Figure contents as structured data:

--------------------------------------------------

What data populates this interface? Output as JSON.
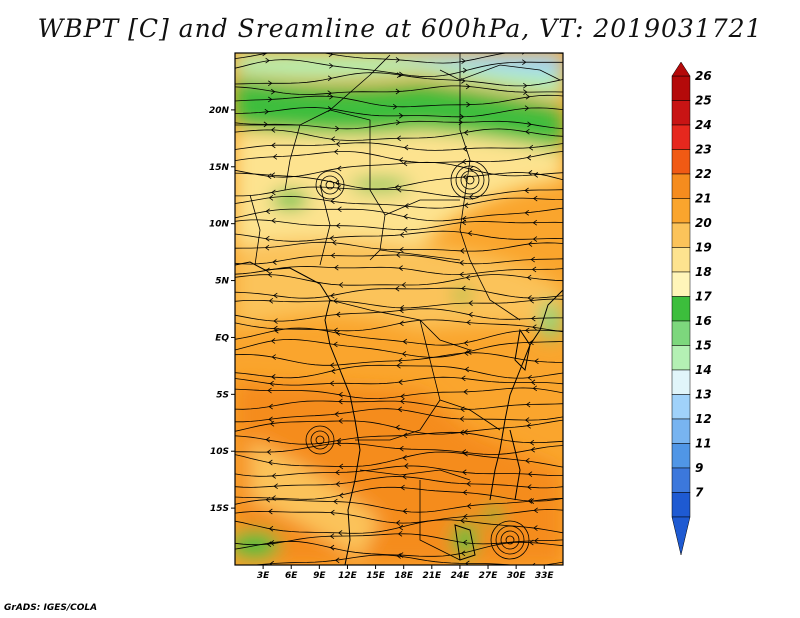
{
  "title": "WBPT [C] and Sreamline at 600hPa, VT: 2019031721",
  "footer": "GrADS: IGES/COLA",
  "map": {
    "lat_labels": [
      {
        "lat": 20,
        "text": "20N"
      },
      {
        "lat": 15,
        "text": "15N"
      },
      {
        "lat": 10,
        "text": "10N"
      },
      {
        "lat": 5,
        "text": "5N"
      },
      {
        "lat": 0,
        "text": "EQ"
      },
      {
        "lat": -5,
        "text": "5S"
      },
      {
        "lat": -10,
        "text": "10S"
      },
      {
        "lat": -15,
        "text": "15S"
      }
    ],
    "lon_labels": [
      {
        "lon": 3,
        "text": "3E"
      },
      {
        "lon": 6,
        "text": "6E"
      },
      {
        "lon": 9,
        "text": "9E"
      },
      {
        "lon": 12,
        "text": "12E"
      },
      {
        "lon": 15,
        "text": "15E"
      },
      {
        "lon": 18,
        "text": "18E"
      },
      {
        "lon": 21,
        "text": "21E"
      },
      {
        "lon": 24,
        "text": "24E"
      },
      {
        "lon": 27,
        "text": "27E"
      },
      {
        "lon": 30,
        "text": "30E"
      },
      {
        "lon": 33,
        "text": "33E"
      }
    ],
    "lon_range": [
      0,
      35
    ],
    "lat_range": [
      -20,
      25
    ]
  },
  "colorbar": {
    "levels": [
      {
        "label": "26",
        "color": "#b40a0a"
      },
      {
        "label": "25",
        "color": "#c81414"
      },
      {
        "label": "24",
        "color": "#e6281e"
      },
      {
        "label": "23",
        "color": "#f05a14"
      },
      {
        "label": "22",
        "color": "#f58c1e"
      },
      {
        "label": "21",
        "color": "#faa52d"
      },
      {
        "label": "20",
        "color": "#fbc35a"
      },
      {
        "label": "19",
        "color": "#fde38f"
      },
      {
        "label": "18",
        "color": "#fff5b9"
      },
      {
        "label": "17",
        "color": "#3cbe3c"
      },
      {
        "label": "16",
        "color": "#7dd77d"
      },
      {
        "label": "15",
        "color": "#b4f0b4"
      },
      {
        "label": "14",
        "color": "#e1f5fa"
      },
      {
        "label": "13",
        "color": "#a0d2fa"
      },
      {
        "label": "12",
        "color": "#78b4f0"
      },
      {
        "label": "11",
        "color": "#5096e6"
      },
      {
        "label": "9",
        "color": "#3c78dc"
      },
      {
        "label": "7",
        "color": "#1e5ad2"
      }
    ]
  }
}
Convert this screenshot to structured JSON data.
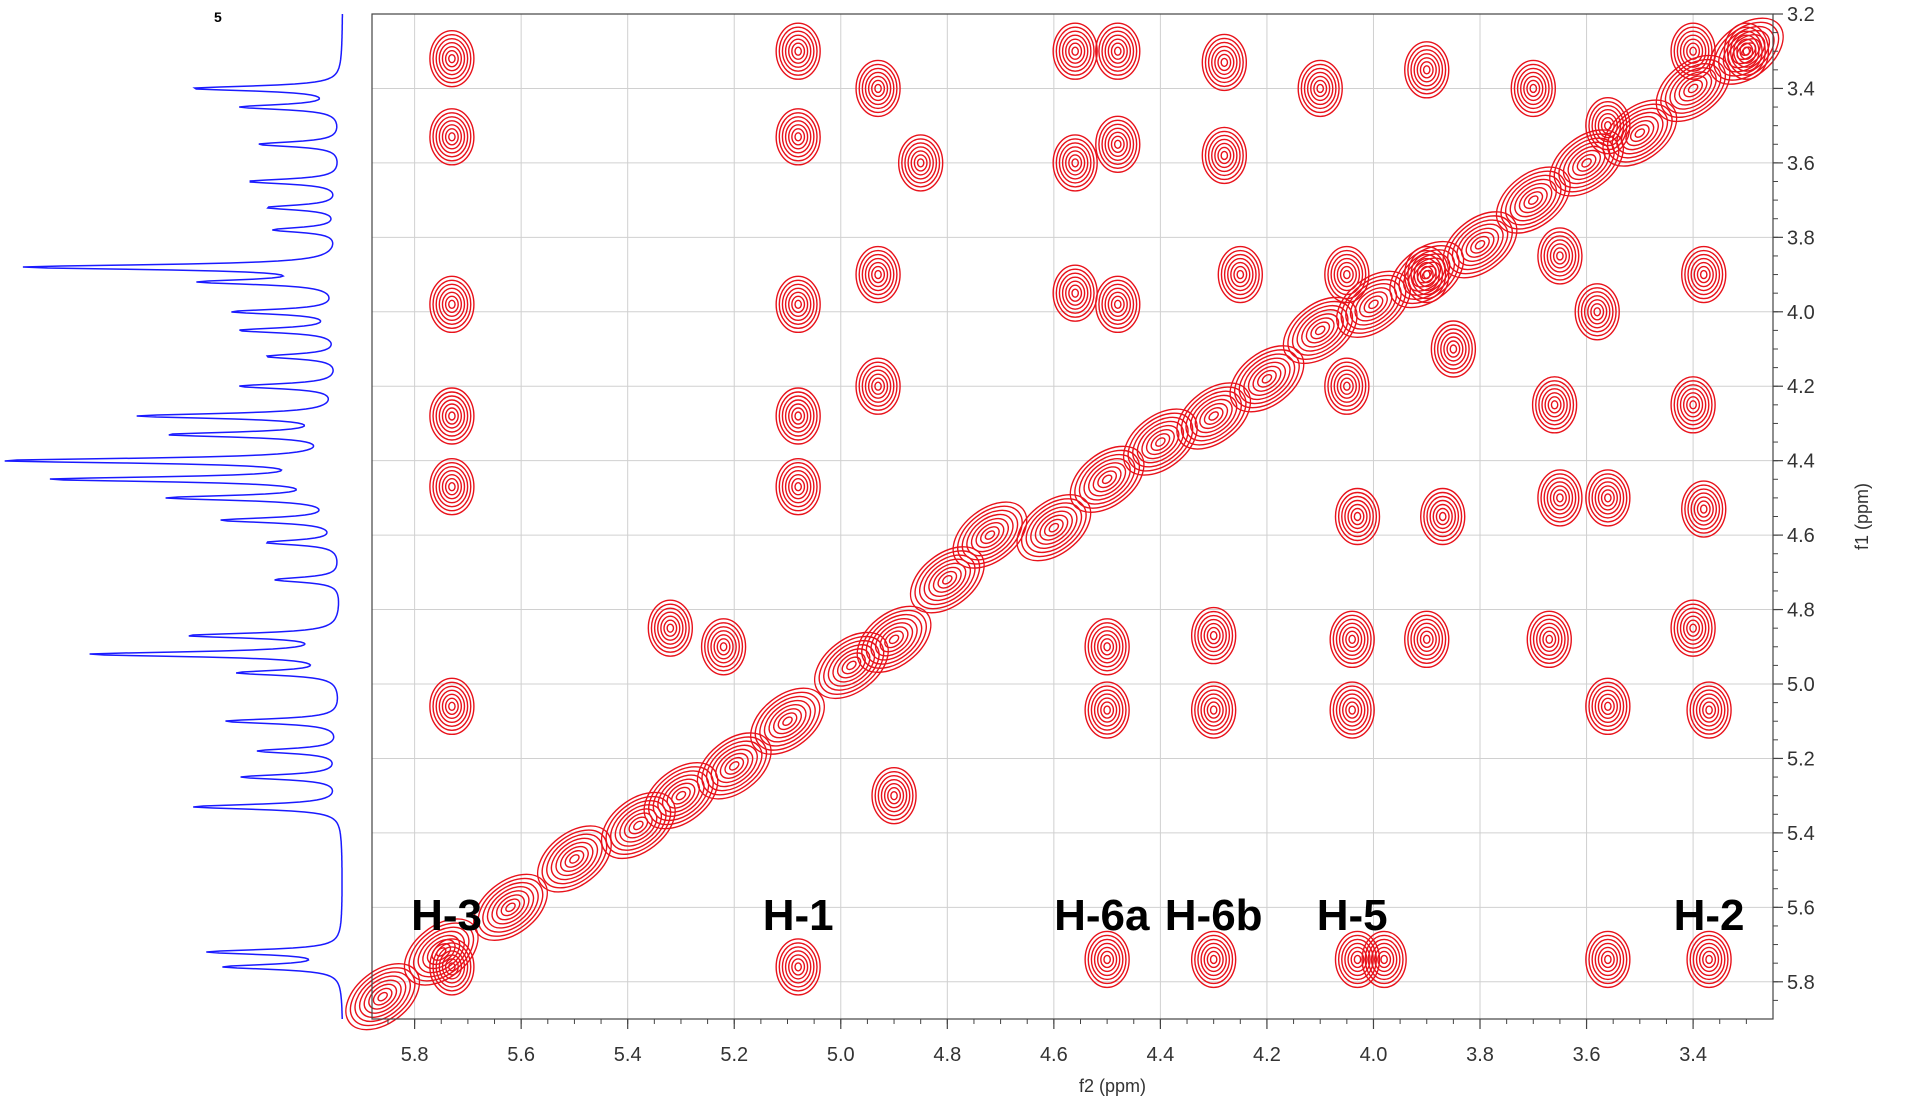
{
  "chart_data": {
    "type": "heatmap",
    "subtype": "2D NMR COSY contour plot with 1D projection",
    "panel_label": "5",
    "xlabel": "f2 (ppm)",
    "ylabel": "f1 (ppm)",
    "x_reversed": true,
    "y_reversed": true,
    "xlim": [
      5.88,
      3.25
    ],
    "ylim": [
      3.2,
      5.9
    ],
    "x_ticks": [
      "5.8",
      "5.6",
      "5.4",
      "5.2",
      "5.0",
      "4.8",
      "4.6",
      "4.4",
      "4.2",
      "4.0",
      "3.8",
      "3.6",
      "3.4"
    ],
    "y_ticks": [
      "3.2",
      "3.4",
      "3.6",
      "3.8",
      "4.0",
      "4.2",
      "4.4",
      "4.6",
      "4.8",
      "5.0",
      "5.2",
      "5.4",
      "5.6",
      "5.8"
    ],
    "grid": true,
    "colors": {
      "contour": "#e8121b",
      "projection": "#1a1aff",
      "grid": "#d0d0d0",
      "axis": "#444444"
    },
    "peak_labels": [
      {
        "text": "H-3",
        "ppm": 5.74
      },
      {
        "text": "H-1",
        "ppm": 5.08
      },
      {
        "text": "H-6a",
        "ppm": 4.51
      },
      {
        "text": "H-6b",
        "ppm": 4.3
      },
      {
        "text": "H-5",
        "ppm": 4.04
      },
      {
        "text": "H-2",
        "ppm": 3.37
      }
    ],
    "diagonal": [
      {
        "x": 5.86,
        "y": 5.84
      },
      {
        "x": 5.75,
        "y": 5.72
      },
      {
        "x": 5.62,
        "y": 5.6
      },
      {
        "x": 5.5,
        "y": 5.47
      },
      {
        "x": 5.38,
        "y": 5.38
      },
      {
        "x": 5.3,
        "y": 5.3
      },
      {
        "x": 5.2,
        "y": 5.22
      },
      {
        "x": 5.1,
        "y": 5.1
      },
      {
        "x": 4.98,
        "y": 4.95
      },
      {
        "x": 4.9,
        "y": 4.88
      },
      {
        "x": 4.8,
        "y": 4.72
      },
      {
        "x": 4.72,
        "y": 4.6
      },
      {
        "x": 4.6,
        "y": 4.58
      },
      {
        "x": 4.5,
        "y": 4.45
      },
      {
        "x": 4.4,
        "y": 4.35
      },
      {
        "x": 4.3,
        "y": 4.28
      },
      {
        "x": 4.2,
        "y": 4.18
      },
      {
        "x": 4.1,
        "y": 4.05
      },
      {
        "x": 4.0,
        "y": 3.98
      },
      {
        "x": 3.9,
        "y": 3.9
      },
      {
        "x": 3.8,
        "y": 3.82
      },
      {
        "x": 3.7,
        "y": 3.7
      },
      {
        "x": 3.6,
        "y": 3.6
      },
      {
        "x": 3.5,
        "y": 3.52
      },
      {
        "x": 3.4,
        "y": 3.4
      },
      {
        "x": 3.3,
        "y": 3.3
      }
    ],
    "cross_peaks": [
      {
        "x": 5.73,
        "y": 3.32
      },
      {
        "x": 5.73,
        "y": 3.53
      },
      {
        "x": 5.73,
        "y": 3.98
      },
      {
        "x": 5.73,
        "y": 4.28
      },
      {
        "x": 5.73,
        "y": 4.47
      },
      {
        "x": 5.73,
        "y": 5.06
      },
      {
        "x": 5.73,
        "y": 5.76
      },
      {
        "x": 5.08,
        "y": 3.3
      },
      {
        "x": 5.08,
        "y": 3.53
      },
      {
        "x": 5.08,
        "y": 3.98
      },
      {
        "x": 5.08,
        "y": 4.28
      },
      {
        "x": 5.08,
        "y": 4.47
      },
      {
        "x": 5.08,
        "y": 5.76
      },
      {
        "x": 4.93,
        "y": 3.4
      },
      {
        "x": 4.93,
        "y": 3.9
      },
      {
        "x": 4.93,
        "y": 4.2
      },
      {
        "x": 4.9,
        "y": 5.3
      },
      {
        "x": 4.85,
        "y": 3.6
      },
      {
        "x": 5.32,
        "y": 4.85
      },
      {
        "x": 5.22,
        "y": 4.9
      },
      {
        "x": 4.56,
        "y": 3.3
      },
      {
        "x": 4.56,
        "y": 3.6
      },
      {
        "x": 4.56,
        "y": 3.95
      },
      {
        "x": 4.48,
        "y": 3.3
      },
      {
        "x": 4.48,
        "y": 3.55
      },
      {
        "x": 4.48,
        "y": 3.98
      },
      {
        "x": 4.5,
        "y": 4.9
      },
      {
        "x": 4.5,
        "y": 5.07
      },
      {
        "x": 4.5,
        "y": 5.74
      },
      {
        "x": 4.28,
        "y": 3.33
      },
      {
        "x": 4.28,
        "y": 3.58
      },
      {
        "x": 4.25,
        "y": 3.9
      },
      {
        "x": 4.3,
        "y": 4.87
      },
      {
        "x": 4.3,
        "y": 5.07
      },
      {
        "x": 4.3,
        "y": 5.74
      },
      {
        "x": 4.1,
        "y": 3.4
      },
      {
        "x": 4.05,
        "y": 3.9
      },
      {
        "x": 4.05,
        "y": 4.2
      },
      {
        "x": 4.03,
        "y": 4.55
      },
      {
        "x": 4.04,
        "y": 4.88
      },
      {
        "x": 4.04,
        "y": 5.07
      },
      {
        "x": 4.03,
        "y": 5.74
      },
      {
        "x": 3.98,
        "y": 5.74
      },
      {
        "x": 3.9,
        "y": 3.35
      },
      {
        "x": 3.9,
        "y": 3.9
      },
      {
        "x": 3.87,
        "y": 4.55
      },
      {
        "x": 3.9,
        "y": 4.88
      },
      {
        "x": 3.85,
        "y": 4.1
      },
      {
        "x": 3.7,
        "y": 3.4
      },
      {
        "x": 3.65,
        "y": 3.85
      },
      {
        "x": 3.66,
        "y": 4.25
      },
      {
        "x": 3.67,
        "y": 4.88
      },
      {
        "x": 3.65,
        "y": 4.5
      },
      {
        "x": 3.56,
        "y": 3.5
      },
      {
        "x": 3.58,
        "y": 4.0
      },
      {
        "x": 3.56,
        "y": 4.5
      },
      {
        "x": 3.56,
        "y": 5.06
      },
      {
        "x": 3.56,
        "y": 5.74
      },
      {
        "x": 3.4,
        "y": 3.3
      },
      {
        "x": 3.38,
        "y": 3.9
      },
      {
        "x": 3.4,
        "y": 4.25
      },
      {
        "x": 3.38,
        "y": 4.53
      },
      {
        "x": 3.4,
        "y": 4.85
      },
      {
        "x": 3.37,
        "y": 5.07
      },
      {
        "x": 3.37,
        "y": 5.74
      },
      {
        "x": 3.3,
        "y": 3.3
      }
    ],
    "projection_peaks": [
      {
        "ppm": 3.4,
        "intensity": 0.45
      },
      {
        "ppm": 3.45,
        "intensity": 0.3
      },
      {
        "ppm": 3.55,
        "intensity": 0.25
      },
      {
        "ppm": 3.65,
        "intensity": 0.28
      },
      {
        "ppm": 3.72,
        "intensity": 0.22
      },
      {
        "ppm": 3.78,
        "intensity": 0.2
      },
      {
        "ppm": 3.88,
        "intensity": 0.95
      },
      {
        "ppm": 3.92,
        "intensity": 0.4
      },
      {
        "ppm": 4.0,
        "intensity": 0.32
      },
      {
        "ppm": 4.05,
        "intensity": 0.3
      },
      {
        "ppm": 4.12,
        "intensity": 0.22
      },
      {
        "ppm": 4.2,
        "intensity": 0.3
      },
      {
        "ppm": 4.28,
        "intensity": 0.6
      },
      {
        "ppm": 4.33,
        "intensity": 0.5
      },
      {
        "ppm": 4.4,
        "intensity": 1.0
      },
      {
        "ppm": 4.45,
        "intensity": 0.85
      },
      {
        "ppm": 4.5,
        "intensity": 0.5
      },
      {
        "ppm": 4.56,
        "intensity": 0.35
      },
      {
        "ppm": 4.62,
        "intensity": 0.22
      },
      {
        "ppm": 4.72,
        "intensity": 0.2
      },
      {
        "ppm": 4.87,
        "intensity": 0.45
      },
      {
        "ppm": 4.92,
        "intensity": 0.75
      },
      {
        "ppm": 4.97,
        "intensity": 0.3
      },
      {
        "ppm": 5.1,
        "intensity": 0.35
      },
      {
        "ppm": 5.18,
        "intensity": 0.25
      },
      {
        "ppm": 5.25,
        "intensity": 0.3
      },
      {
        "ppm": 5.33,
        "intensity": 0.45
      },
      {
        "ppm": 5.72,
        "intensity": 0.4
      },
      {
        "ppm": 5.76,
        "intensity": 0.35
      }
    ]
  }
}
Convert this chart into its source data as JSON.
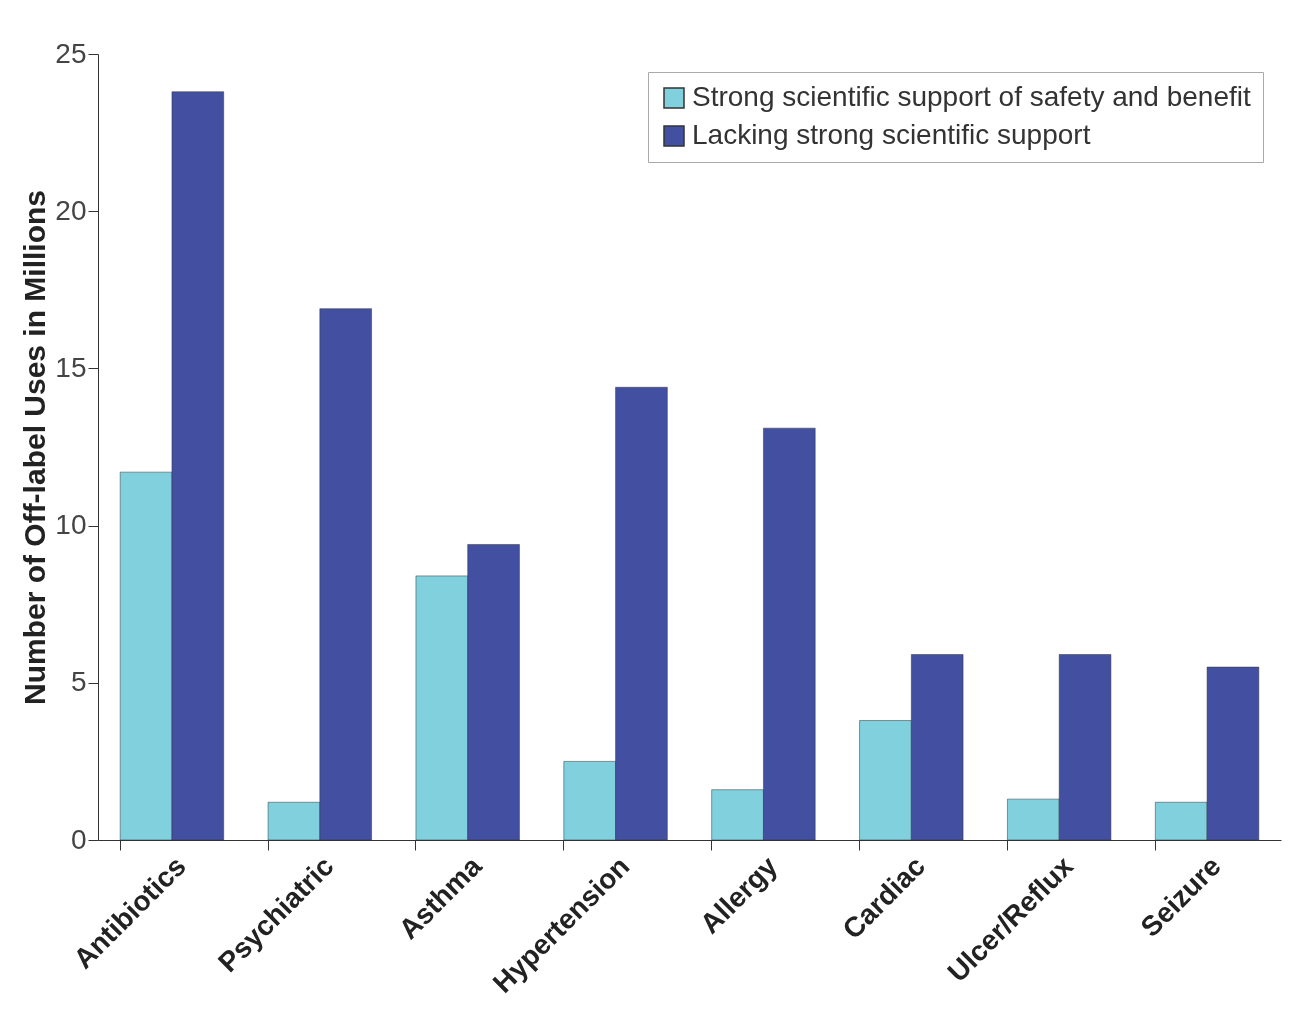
{
  "chart_data": {
    "type": "bar",
    "ylabel": "Number of Off-label Uses in Millions",
    "categories": [
      "Antibiotics",
      "Psychiatric",
      "Asthma",
      "Hypertension",
      "Allergy",
      "Cardiac",
      "Ulcer/Reflux",
      "Seizure"
    ],
    "series": [
      {
        "name": "Strong scientific support of safety and benefit",
        "color": "#80d0de",
        "values": [
          11.7,
          1.2,
          8.4,
          2.5,
          1.6,
          3.8,
          1.3,
          1.2
        ]
      },
      {
        "name": "Lacking strong scientific support",
        "color": "#4350a2",
        "values": [
          23.8,
          16.9,
          9.4,
          14.4,
          13.1,
          5.9,
          5.9,
          5.5
        ]
      }
    ],
    "ylim": [
      0,
      25
    ],
    "yticks": [
      0,
      5,
      10,
      15,
      20,
      25
    ],
    "grid": false,
    "legend": "top right"
  }
}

--------------------------------------------------

In the lines above, locate the string "JSON". Copy every line where it occurs.

Worked solution:
What data populates this interface? Output as JSON.
Convert this screenshot to structured JSON data.
Convert this chart into its source data as JSON.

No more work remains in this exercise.